What the exercise asks -
Below are the records. List every line holding the word "JSON".

Dataset rows -
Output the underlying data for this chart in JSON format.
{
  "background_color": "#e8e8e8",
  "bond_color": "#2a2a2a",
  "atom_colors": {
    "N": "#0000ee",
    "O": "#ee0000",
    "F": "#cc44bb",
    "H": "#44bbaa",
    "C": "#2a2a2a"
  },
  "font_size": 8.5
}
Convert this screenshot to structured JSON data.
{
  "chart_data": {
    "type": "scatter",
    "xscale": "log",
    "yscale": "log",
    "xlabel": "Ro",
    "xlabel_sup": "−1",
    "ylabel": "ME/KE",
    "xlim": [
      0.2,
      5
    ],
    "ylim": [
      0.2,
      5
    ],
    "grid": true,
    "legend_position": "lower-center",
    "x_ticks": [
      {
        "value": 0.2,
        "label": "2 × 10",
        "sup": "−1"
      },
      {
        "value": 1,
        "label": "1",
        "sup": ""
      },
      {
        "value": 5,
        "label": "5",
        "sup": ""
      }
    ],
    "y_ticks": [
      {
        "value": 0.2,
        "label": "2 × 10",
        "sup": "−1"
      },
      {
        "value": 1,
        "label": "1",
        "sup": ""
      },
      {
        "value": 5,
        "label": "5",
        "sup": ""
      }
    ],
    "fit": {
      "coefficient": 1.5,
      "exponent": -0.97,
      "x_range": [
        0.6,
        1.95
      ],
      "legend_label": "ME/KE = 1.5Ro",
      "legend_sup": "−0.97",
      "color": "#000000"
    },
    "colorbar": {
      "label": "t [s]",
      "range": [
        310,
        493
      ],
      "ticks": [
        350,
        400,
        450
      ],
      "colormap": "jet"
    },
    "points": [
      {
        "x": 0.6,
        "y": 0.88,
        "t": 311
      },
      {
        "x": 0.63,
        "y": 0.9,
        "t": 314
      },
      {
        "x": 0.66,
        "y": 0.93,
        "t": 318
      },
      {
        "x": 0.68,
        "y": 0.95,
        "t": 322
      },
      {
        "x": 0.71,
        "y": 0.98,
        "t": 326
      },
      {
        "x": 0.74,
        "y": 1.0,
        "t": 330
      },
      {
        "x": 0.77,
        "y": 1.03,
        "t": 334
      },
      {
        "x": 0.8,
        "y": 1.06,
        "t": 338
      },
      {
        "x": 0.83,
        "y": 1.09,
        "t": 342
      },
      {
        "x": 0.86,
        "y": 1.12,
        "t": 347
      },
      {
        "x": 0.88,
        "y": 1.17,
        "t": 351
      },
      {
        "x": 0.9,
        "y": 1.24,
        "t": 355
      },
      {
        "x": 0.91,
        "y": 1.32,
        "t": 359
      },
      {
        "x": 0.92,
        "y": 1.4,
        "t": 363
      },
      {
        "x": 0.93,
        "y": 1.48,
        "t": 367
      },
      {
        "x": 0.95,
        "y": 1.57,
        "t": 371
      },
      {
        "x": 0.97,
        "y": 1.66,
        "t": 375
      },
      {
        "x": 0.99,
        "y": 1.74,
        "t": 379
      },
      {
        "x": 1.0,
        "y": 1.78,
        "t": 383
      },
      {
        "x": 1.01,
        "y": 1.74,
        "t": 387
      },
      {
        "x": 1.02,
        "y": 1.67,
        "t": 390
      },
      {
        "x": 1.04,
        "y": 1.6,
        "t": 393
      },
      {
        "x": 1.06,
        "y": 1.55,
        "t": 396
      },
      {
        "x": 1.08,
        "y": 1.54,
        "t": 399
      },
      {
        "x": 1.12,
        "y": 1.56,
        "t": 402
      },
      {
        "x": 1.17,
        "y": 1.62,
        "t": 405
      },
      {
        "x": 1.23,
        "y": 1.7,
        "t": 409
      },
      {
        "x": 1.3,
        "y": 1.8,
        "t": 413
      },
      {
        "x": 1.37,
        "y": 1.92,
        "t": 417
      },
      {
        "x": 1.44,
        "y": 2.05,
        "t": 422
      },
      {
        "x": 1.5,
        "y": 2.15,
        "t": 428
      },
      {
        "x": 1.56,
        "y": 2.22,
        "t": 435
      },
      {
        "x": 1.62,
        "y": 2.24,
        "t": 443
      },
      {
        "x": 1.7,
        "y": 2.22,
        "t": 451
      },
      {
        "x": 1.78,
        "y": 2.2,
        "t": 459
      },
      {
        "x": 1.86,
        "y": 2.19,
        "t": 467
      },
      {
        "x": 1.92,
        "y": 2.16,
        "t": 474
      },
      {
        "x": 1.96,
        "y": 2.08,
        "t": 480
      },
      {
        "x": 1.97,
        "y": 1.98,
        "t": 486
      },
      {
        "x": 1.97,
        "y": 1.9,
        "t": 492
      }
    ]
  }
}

Answer to the task -
Output the underlying data for this chart in JSON format.
Convert this screenshot to structured JSON data.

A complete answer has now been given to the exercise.